> Problems to work on
A) Print the part of the tetracolon passage that begins at the words "Power, beauty, and" and ends after the words "stone!  (Bob Dylan)".
B) In the tetracolon passage, the sentence starting "… and make them want to" names the things people are made to want to do. List each one.
C) Continue the tetracolon passage, picking up after its last sentence.

> Text shown
⟨
Power, beauty, and soul. (Aston Martin)
Buy it. Sell it. Love it. (Ebay)
Thinner, lighter, and faster. (iPad2)
Location. Location. Location. (Real Estate)

Tetracolon is a series of four words, phrases or sentences that are parallel in structure, length and/or rhythm.The last line of this post’s fourth paragraph does a tetracolon combined with some parallelism (want to):

… and make them want to pay attention, want to understand, want to believe and want to remember the ideas put forward.

The effect of this rhythm of four is the same as the tricolon, but with an extra bang for your buck. It drives that final point home and into the garage. But it also adds equal weight to each idea leading to the climactic last.

How does it feel to be on your own, no direction home, a complete unknown, like a rolling stone!  (Bob Dylan)
Life is truly known only to those who suffer, lose, endure adversity and stumble from defeat to defeat. (Ryszard Kapuscinski)
⟩
> Dataset extract
⟨
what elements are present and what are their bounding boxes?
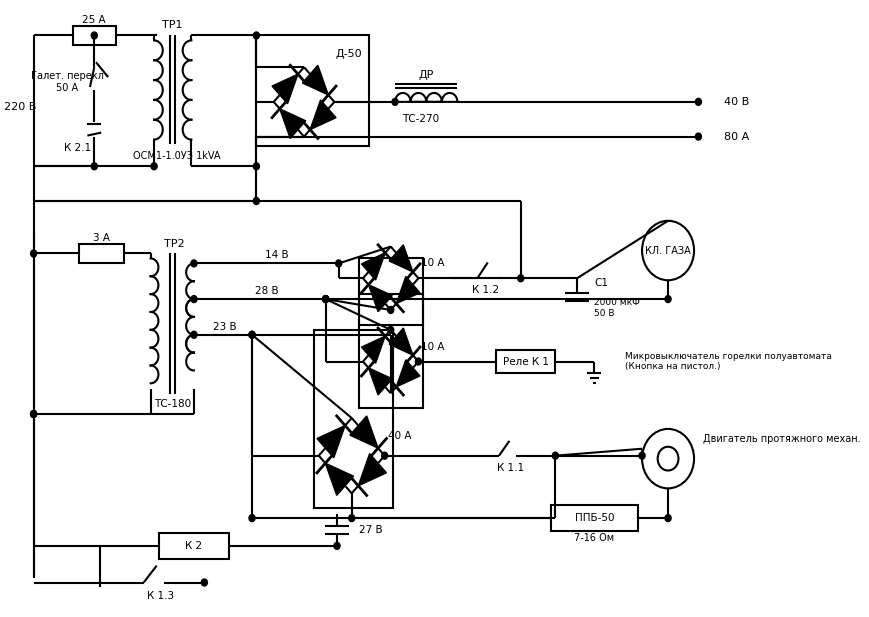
⟩
> Results by task
A)
Power, beauty, and soul. (Aston Martin)
Buy it. Sell it. Love it. (Ebay)
Thinner, lighter, and faster. (iPad2)
Location. Location. Location. (Real Estate)

Tetracolon is a series of four words, phrases or sentences that are parallel in structure, length and/or rhythm.The last line of this post’s fourth paragraph does a tetracolon combined with some parallelism (want to):

… and make them want to pay attention, want to understand, want to believe and want to remember the ideas put forward.

The effect of this rhythm of four is the same as the tricolon, but with an extra bang for your buck. It drives that final point home and into the garage. But it also adds equal weight to each idea leading to the climactic last.

How does it feel to be on your own, no direction home, a complete unknown, like a rolling stone!  (Bob Dylan)

B)
- pay attention
- understand
- believe
- remember

C)
Angry? Frustrated? Depressed? In short, purposeless? (Copywriting in Action School)
Part people, part process, part software, and all collaboration is what Building Information Modelling (BIM) is all about. (Copywriting in Action School)
 Someone who’s walked the walk, talked the talk and made it in the business of succeeding. Someone who’s been a major player and goal-kicker in a public, private or not-for-profit organisation. Someone who’s got a passion to be a mentor. RMIT’s Pride Mentoring Program will match that someone with you. (Copywriting in Action School)          

Allusion is a short, informal reference to a famous person (Einstein), popular culture (VW Commercial featuring a little boy in a Darth Vader costume trying to summon The Force), an historical event (World War 2), Greek mythology (Katniss Everdeen’s character in The Hunger Games archetyping the Ancient Greek goddess, Artemis), a famous quote (Andy Warhol’s 15 minutes of fame), creative work (Dali’s melting clocks in The Persistence of Memory painting) or the Bible (Garden of Eden). In paragraph four, I have compared the speech makers to high achievers we are all familiar with in the most famous sporting event of all — the Olympic Games.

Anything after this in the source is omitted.